We took comfort in legal fictions. We, once again, saw the crisis as being enacted elsewhere. We were unsuccessful at making the most basic connections between market economies and border politics. We failed to see that borders are always proxies – especially in our moment of accelerated capitalism and the total dominance of the international market – borders are proxies for economic action. This is not a new assertion: we are utterly aware that it is profitable for military occupations to exist; for nation states to plunder and subjugate others. It is never an ideological battle - or one about land, history or nationhood (regardless of the fact that each is an inherently disputable premise) - but one of financial systems. The nation state is all but dead, and what remains in its wake is an ugly, insecure brute force of economy, homogeneity and exclusion.
A woman takes part in the protests against the abrogation of Articles 370 and 35A. Srinagar. 4 October 2019.
As fresh horrors filled up our newsfeeds, Kashmir moved to the recesses of our minds. Every day we negotiate our compassion fatigue. As we stare into the abyss of our innocent aspirations; the fading futures we grew up being told were possible; and in many instances, our idealism and optimism – every waking moment is tinged by the shaded darkness of an end. Maybe of the world, but certainly of the structures that we occupy, have benefited from, and even (if we allow ourselves such appeasement) still believe in. It is exactly in this moment, saturated by endings – so flung to the edge of a precipice – that we must remind ourselves that our own freedoms are inextricable from that of Kashmir’s.
A masked protester demonstrating against the abrogation of Articles 370 and 35A. Soura, Srinagar. 4 October 2019.
Nearly a month after 5 August 2019 – a day that we must emblazon in our minds and in the histories we read, write and occupy as the day the Indian Constitution was entirely abandoned; all legal fictions ruptured – I received in my inbox images taken by a young female photographer from Srinagar. I was struck by her clarity, her assured, self-possessed gaze. She had photographed the protests in Srinagar: the women of the protests, its children and its elders. She had grown intimate with its spontaneous prayers, the curvature of the many hands that lifted its papers, flags and posters – the determined, relentless gaze of its participants. She had photographed bloody, bone-chilling injuries. Of the eyes, of the face and mouth, of the arms and chest.
The Central Reserve Police Force (CRPF) chase Kashmiri Muslim protesters during clashes that erupted after state authorities lifted restrictions. Srinagar. 11 February 2018.
Her name is Masrat Zahra - and she has the crystal articulation of a river running clear water. When she speaks she fills up the space and distance between us with the small details of life, of violence. Her images do the same: faces decked with surprise or a certain animation; neighbours peering out of their windows to catch glimpses of the aftermath of a clash; an exchange with an army officer that is suffused with deep tension, that lingers too-near gasping voids of terror. She both stills and animates the clasped elbows of frustration, of fight – the full, bursting, desire for Azadi.
Local men clean the blood of rebels killed by Indian troops after a long gunfight in a residential district in the outskirts of Srinagar. 21 June 2020.

= = = =

-- JOB 1 --
Reproduce the listing word for word, starting with its first line and stopping after the line that contains "692, 624, 729]".

[Annotated element entries]
= = = =

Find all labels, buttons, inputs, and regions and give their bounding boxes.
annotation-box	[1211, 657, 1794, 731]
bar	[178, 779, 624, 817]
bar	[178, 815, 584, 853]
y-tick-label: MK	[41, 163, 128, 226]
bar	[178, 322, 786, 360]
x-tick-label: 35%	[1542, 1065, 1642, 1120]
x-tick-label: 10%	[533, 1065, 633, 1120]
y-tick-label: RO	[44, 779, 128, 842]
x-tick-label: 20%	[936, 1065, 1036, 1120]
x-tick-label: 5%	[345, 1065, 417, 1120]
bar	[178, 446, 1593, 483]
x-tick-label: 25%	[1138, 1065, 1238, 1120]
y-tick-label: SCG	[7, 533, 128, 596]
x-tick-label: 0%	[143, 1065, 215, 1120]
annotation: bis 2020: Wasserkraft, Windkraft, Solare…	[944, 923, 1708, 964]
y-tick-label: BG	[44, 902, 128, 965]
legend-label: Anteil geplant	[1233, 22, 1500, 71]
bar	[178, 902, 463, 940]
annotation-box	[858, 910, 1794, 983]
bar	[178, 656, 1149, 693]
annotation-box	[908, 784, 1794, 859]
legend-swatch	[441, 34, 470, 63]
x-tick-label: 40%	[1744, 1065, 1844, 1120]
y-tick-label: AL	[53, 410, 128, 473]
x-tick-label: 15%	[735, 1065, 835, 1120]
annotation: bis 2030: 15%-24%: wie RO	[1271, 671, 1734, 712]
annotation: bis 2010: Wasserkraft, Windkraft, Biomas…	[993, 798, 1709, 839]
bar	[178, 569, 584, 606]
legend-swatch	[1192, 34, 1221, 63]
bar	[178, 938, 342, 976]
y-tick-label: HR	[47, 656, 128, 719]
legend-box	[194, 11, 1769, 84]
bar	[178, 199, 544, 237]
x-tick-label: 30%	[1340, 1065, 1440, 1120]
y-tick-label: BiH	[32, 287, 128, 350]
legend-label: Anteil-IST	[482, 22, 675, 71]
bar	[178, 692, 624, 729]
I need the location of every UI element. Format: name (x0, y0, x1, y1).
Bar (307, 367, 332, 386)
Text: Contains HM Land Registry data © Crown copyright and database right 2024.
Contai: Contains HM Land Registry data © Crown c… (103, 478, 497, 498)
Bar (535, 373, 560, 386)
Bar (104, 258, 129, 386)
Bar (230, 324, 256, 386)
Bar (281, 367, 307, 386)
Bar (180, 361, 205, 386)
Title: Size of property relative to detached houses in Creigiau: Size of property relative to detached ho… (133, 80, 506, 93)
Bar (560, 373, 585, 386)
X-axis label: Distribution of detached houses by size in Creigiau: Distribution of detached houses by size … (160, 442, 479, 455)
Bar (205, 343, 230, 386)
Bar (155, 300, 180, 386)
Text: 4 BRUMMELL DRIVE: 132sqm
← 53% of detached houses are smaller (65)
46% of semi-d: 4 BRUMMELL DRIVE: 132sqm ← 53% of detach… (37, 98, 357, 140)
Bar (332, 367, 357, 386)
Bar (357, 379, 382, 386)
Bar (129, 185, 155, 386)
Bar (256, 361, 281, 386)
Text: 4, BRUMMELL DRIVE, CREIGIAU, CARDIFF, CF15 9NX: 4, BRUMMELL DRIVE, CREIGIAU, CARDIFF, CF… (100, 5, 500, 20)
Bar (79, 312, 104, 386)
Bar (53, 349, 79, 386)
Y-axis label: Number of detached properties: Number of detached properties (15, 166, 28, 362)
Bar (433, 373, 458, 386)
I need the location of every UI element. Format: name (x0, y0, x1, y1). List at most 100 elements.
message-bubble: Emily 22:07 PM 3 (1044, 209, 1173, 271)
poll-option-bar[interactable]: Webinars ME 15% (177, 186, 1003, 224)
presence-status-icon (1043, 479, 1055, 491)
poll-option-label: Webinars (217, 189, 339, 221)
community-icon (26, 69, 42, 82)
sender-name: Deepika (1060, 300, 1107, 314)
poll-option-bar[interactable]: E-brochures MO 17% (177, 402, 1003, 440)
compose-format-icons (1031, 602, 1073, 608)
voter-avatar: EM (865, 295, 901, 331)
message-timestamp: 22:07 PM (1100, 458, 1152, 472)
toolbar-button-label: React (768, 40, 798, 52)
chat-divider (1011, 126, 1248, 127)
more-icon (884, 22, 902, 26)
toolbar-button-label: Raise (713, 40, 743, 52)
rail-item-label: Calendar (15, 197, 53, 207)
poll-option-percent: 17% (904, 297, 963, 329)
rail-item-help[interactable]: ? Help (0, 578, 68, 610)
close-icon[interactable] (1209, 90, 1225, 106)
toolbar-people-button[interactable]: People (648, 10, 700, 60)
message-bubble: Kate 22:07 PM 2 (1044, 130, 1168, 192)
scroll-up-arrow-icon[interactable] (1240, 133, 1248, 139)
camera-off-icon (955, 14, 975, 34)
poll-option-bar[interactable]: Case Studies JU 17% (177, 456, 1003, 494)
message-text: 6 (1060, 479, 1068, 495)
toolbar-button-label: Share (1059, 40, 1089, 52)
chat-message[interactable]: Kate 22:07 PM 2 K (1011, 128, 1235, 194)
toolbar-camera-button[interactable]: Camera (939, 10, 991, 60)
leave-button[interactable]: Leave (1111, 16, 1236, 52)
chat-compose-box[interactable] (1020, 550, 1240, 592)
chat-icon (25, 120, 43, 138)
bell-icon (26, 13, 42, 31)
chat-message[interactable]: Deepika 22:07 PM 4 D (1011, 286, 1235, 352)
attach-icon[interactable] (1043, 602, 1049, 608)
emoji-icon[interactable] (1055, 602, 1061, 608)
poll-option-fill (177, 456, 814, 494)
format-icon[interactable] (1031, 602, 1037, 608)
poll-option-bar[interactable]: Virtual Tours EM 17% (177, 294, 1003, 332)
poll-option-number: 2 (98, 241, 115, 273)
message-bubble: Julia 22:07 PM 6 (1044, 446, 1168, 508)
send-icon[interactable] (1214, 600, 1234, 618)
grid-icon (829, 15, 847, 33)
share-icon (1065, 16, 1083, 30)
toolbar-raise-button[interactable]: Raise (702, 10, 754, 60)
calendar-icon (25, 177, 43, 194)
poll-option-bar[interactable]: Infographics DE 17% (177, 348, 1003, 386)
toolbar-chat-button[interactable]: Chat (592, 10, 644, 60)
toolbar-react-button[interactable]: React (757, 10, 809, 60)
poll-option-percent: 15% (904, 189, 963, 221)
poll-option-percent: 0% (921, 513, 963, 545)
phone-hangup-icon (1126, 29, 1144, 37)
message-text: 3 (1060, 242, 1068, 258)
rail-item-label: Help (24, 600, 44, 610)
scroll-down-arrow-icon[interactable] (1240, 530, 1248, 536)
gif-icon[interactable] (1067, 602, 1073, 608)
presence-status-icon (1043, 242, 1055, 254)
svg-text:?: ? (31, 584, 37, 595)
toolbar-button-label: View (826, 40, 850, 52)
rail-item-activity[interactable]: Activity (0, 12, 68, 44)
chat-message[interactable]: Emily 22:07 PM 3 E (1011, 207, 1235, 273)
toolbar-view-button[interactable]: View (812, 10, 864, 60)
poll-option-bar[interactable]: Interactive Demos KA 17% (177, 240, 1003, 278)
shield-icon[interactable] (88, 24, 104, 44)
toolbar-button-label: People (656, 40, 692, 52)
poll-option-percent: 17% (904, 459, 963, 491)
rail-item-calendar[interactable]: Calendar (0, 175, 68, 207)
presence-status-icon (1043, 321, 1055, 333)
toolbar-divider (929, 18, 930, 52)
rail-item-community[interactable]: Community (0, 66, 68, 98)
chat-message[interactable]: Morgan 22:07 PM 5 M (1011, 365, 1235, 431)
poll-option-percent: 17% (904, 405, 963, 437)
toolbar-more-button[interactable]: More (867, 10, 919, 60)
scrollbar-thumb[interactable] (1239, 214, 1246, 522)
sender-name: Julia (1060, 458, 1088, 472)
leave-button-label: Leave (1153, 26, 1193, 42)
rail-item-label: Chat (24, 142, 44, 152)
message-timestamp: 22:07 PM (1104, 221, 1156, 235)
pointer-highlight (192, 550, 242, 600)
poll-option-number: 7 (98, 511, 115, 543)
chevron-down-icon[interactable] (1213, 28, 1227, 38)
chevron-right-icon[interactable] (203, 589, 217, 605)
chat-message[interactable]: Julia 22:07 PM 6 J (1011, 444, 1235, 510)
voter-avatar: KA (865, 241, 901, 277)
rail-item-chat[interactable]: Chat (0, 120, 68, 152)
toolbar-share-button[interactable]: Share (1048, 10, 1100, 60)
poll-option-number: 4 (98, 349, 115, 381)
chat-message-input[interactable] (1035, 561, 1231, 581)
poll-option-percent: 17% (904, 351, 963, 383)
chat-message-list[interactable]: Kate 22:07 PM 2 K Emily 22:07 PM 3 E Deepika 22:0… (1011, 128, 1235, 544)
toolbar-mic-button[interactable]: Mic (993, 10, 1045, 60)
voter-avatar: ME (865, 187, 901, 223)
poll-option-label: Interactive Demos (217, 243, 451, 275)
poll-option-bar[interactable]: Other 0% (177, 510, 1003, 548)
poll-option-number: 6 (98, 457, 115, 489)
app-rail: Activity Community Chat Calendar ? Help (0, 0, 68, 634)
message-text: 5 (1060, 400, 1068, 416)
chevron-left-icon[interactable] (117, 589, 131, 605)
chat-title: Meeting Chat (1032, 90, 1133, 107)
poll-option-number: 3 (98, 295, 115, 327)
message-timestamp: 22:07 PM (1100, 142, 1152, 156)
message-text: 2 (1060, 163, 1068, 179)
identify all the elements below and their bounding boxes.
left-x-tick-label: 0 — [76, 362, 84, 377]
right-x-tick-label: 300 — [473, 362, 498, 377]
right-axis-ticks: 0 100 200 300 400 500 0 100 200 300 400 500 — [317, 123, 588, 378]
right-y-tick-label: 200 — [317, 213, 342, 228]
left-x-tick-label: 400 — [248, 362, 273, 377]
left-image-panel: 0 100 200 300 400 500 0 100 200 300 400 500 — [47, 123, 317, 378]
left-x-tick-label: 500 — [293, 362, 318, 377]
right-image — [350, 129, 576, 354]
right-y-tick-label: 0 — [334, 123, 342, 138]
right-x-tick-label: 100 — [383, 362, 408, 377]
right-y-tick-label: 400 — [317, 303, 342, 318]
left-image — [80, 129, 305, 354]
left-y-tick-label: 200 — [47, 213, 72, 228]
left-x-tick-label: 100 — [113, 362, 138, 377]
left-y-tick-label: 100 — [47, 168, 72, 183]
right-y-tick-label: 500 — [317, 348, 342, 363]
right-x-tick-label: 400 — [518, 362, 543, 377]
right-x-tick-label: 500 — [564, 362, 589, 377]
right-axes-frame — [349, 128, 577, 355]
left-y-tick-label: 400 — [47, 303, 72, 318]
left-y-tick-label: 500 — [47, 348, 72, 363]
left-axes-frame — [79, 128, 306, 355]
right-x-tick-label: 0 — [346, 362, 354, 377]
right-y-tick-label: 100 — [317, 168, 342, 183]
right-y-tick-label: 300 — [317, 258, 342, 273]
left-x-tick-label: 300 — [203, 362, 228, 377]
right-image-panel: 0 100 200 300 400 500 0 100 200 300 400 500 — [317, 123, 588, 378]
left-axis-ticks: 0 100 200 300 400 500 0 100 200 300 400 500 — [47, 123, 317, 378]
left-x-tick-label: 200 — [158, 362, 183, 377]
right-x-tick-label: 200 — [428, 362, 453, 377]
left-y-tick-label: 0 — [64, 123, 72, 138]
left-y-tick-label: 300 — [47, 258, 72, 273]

= = = =

-- JOB 2 --
Continue the essay on Kashmir from where it stops.

-- EXERCISE RESPONSE 1 --
Find all labels, buttons, inputs, and regions and give their bounding boxes.
annotation-box	[1211, 657, 1794, 731]
bar	[178, 779, 624, 817]
bar	[178, 815, 584, 853]
y-tick-label: MK	[41, 163, 128, 226]
bar	[178, 322, 786, 360]
x-tick-label: 35%	[1542, 1065, 1642, 1120]
x-tick-label: 10%	[533, 1065, 633, 1120]
y-tick-label: RO	[44, 779, 128, 842]
x-tick-label: 20%	[936, 1065, 1036, 1120]
x-tick-label: 5%	[345, 1065, 417, 1120]
bar	[178, 446, 1593, 483]
x-tick-label: 25%	[1138, 1065, 1238, 1120]
y-tick-label: SCG	[7, 533, 128, 596]
x-tick-label: 0%	[143, 1065, 215, 1120]
annotation: bis 2020: Wasserkraft, Windkraft, Solare…	[944, 923, 1708, 964]
y-tick-label: BG	[44, 902, 128, 965]
legend-label: Anteil geplant	[1233, 22, 1500, 71]
bar	[178, 902, 463, 940]
annotation-box	[858, 910, 1794, 983]
bar	[178, 656, 1149, 693]
annotation-box	[908, 784, 1794, 859]
legend-swatch	[441, 34, 470, 63]
x-tick-label: 40%	[1744, 1065, 1844, 1120]
y-tick-label: AL	[53, 410, 128, 473]
x-tick-label: 15%	[735, 1065, 835, 1120]
annotation: bis 2030: 15%-24%: wie RO	[1271, 671, 1734, 712]
annotation: bis 2010: Wasserkraft, Windkraft, Biomas…	[993, 798, 1709, 839]
bar	[178, 569, 584, 606]
legend-swatch	[1192, 34, 1221, 63]
bar	[178, 938, 342, 976]
y-tick-label: HR	[47, 656, 128, 719]
legend-box	[194, 11, 1769, 84]
bar	[178, 199, 544, 237]
x-tick-label: 30%	[1340, 1065, 1440, 1120]
y-tick-label: BiH	[32, 287, 128, 350]
legend-label: Anteil-IST	[482, 22, 675, 71]
bar	[178, 692, 624, 729]

-- EXERCISE RESPONSE 2 --
I ask Zahra what she thinks I could do to be a better ally, what message I could pass on to others that want to be better allies too. She shrugs off this sentiment. What use is a solidarity that is disconnected by time and distance? What use is rhetoric that is applied, that is a supplicant, that often engages only with itself? Solidarity has become an abstraction. ‘I guess you can read more,’ she says, finally, ‘read every single detail of what we endure. It is difficult to find the truth – so you can work very hard to do that.’
A family looks towards their neighbour’s house in which an encounter took place. Zoonimar, Srinagar. 21 June 2020.
Our truth producing mechanisms have collapsed, but still we continue to rely on them. We look to existing – ailing – institutions to do better, but we need to create institutions of our own. Institutions, yes, of care: where we share our resources – and also our money – where we share our networks and access and many privileges. Our institutions must also be able, unlike their predecessors, to face up to their own critique; must remain vigilant to the spaces they occupy. We must recognise that we often inhabit discourses without fully reckoning with what is erased by our own occupation..
Basim Aijaz’s aunt Afroza holds up a photo of her nephew, who died after an unexploded shell went off at an encounter site. Nawakadal, Srinagar. 21 May 2020.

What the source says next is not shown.